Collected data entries
▼

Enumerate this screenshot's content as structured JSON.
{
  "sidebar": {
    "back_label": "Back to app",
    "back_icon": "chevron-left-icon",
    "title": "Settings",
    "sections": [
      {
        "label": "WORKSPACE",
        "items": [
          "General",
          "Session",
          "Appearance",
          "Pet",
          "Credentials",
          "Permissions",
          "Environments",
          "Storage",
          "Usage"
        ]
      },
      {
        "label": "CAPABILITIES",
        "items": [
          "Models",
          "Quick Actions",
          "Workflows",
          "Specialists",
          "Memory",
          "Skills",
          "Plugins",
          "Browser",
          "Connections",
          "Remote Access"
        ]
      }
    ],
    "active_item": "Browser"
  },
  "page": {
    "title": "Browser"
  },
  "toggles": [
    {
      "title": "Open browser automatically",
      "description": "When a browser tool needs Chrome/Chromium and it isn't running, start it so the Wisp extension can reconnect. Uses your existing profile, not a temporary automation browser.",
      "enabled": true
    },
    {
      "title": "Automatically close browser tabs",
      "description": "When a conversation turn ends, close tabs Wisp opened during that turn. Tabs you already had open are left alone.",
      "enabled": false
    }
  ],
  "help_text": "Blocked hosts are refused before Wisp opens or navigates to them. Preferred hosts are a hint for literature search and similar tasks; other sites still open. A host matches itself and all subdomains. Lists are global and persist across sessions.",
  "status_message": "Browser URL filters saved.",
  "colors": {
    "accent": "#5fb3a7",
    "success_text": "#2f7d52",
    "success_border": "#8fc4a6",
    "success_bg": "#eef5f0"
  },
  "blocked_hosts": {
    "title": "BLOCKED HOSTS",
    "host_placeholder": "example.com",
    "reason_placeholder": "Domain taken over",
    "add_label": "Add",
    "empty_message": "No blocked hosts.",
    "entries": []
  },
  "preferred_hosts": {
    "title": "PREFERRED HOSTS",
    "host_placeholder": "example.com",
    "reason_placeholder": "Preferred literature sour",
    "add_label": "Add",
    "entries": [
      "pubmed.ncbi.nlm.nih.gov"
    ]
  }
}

▲

> **Prompt**: Across the material above, how many lines include the string "literature"? Only the number is wanted.

> **Result for this exercise**: 2